[Start]

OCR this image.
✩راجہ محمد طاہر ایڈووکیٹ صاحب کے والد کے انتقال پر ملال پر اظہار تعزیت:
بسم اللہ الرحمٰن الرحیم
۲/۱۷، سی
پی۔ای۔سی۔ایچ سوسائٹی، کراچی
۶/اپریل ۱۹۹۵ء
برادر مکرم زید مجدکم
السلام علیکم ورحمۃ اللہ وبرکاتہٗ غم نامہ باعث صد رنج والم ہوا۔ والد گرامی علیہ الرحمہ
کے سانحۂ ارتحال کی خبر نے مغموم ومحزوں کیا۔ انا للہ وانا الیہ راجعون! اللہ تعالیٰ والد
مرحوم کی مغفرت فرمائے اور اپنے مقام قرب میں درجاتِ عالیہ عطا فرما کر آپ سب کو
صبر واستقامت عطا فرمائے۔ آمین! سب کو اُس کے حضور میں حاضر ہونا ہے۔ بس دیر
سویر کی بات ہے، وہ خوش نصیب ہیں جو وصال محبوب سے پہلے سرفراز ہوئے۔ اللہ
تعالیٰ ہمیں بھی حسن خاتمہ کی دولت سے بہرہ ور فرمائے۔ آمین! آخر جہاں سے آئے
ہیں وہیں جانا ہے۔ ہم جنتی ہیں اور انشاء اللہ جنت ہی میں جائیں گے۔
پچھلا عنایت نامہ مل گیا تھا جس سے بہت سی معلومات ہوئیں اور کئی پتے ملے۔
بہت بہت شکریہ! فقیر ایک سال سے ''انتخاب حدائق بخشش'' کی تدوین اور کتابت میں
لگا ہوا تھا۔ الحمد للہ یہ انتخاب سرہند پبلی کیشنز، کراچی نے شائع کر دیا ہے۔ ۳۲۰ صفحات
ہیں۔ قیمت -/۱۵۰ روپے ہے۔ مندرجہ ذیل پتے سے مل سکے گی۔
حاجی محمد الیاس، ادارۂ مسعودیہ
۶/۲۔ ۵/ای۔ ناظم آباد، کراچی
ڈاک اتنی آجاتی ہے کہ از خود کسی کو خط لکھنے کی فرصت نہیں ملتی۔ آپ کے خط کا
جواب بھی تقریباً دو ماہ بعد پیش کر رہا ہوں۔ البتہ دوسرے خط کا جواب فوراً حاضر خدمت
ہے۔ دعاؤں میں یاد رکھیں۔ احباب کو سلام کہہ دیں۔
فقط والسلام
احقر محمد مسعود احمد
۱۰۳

[End]

--- Instructions for the task ---
Within the listing above, copy each line that has the string "انتخاب".

--- Expected answer ---
بہت بہت شکریہ! فقیر ایک سال سے ''انتخاب حدائق بخشش'' کی تدوین اور کتابت میں
لگا ہوا تھا۔ الحمد للہ یہ انتخاب سرہند پبلی کیشنز، کراچی نے شائع کر دیا ہے۔ ۳۲۰ صفحات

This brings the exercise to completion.